### Your objective:
Reproduce all entries precisely as they are written.
begin Data for this exercise
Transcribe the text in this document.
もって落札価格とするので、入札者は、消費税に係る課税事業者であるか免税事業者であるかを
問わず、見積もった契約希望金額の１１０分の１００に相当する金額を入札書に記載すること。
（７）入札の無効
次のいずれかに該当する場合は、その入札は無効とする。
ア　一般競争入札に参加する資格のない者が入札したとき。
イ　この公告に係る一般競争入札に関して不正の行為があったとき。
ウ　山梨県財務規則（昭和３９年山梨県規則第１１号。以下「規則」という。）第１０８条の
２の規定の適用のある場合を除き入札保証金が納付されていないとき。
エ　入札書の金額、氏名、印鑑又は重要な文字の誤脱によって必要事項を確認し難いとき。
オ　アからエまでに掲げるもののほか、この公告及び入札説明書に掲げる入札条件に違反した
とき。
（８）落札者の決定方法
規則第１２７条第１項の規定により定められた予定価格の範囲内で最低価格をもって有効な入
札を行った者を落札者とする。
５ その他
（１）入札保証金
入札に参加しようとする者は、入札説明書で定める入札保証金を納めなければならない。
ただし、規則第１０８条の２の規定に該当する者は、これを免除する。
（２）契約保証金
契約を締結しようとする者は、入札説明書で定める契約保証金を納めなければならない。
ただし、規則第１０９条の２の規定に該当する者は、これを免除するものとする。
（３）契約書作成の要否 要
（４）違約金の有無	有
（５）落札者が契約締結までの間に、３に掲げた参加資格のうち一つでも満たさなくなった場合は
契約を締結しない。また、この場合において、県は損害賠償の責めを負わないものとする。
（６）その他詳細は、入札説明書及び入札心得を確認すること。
end Data for this exercise
### Task solution:
Transcribe the text in this document.
もって落札価格とするので、入札者は、消費税に係る課税事業者であるか免税事業者であるかを
問わず、見積もった契約希望金額の１１０分の１００に相当する金額を入札書に記載すること。
（７）入札の無効
次のいずれかに該当する場合は、その入札は無効とする。
ア　一般競争入札に参加する資格のない者が入札したとき。
イ　この公告に係る一般競争入札に関して不正の行為があったとき。
ウ　山梨県財務規則（昭和３９年山梨県規則第１１号。以下「規則」という。）第１０８条の
２の規定の適用のある場合を除き入札保証金が納付されていないとき。
エ　入札書の金額、氏名、印鑑又は重要な文字の誤脱によって必要事項を確認し難いとき。
オ　アからエまでに掲げるもののほか、この公告及び入札説明書に掲げる入札条件に違反した
とき。
（８）落札者の決定方法
規則第１２７条第１項の規定により定められた予定価格の範囲内で最低価格をもって有効な入
札を行った者を落札者とする。
５ その他
（１）入札保証金
入札に参加しようとする者は、入札説明書で定める入札保証金を納めなければならない。
ただし、規則第１０８条の２の規定に該当する者は、これを免除する。
（２）契約保証金
契約を締結しようとする者は、入札説明書で定める契約保証金を納めなければならない。
ただし、規則第１０９条の２の規定に該当する者は、これを免除するものとする。
（３）契約書作成の要否 要
（４）違約金の有無	有
（５）落札者が契約締結までの間に、３に掲げた参加資格のうち一つでも満たさなくなった場合は
契約を締結しない。また、この場合において、県は損害賠償の責めを負わないものとする。
（６）その他詳細は、入札説明書及び入札心得を確認すること。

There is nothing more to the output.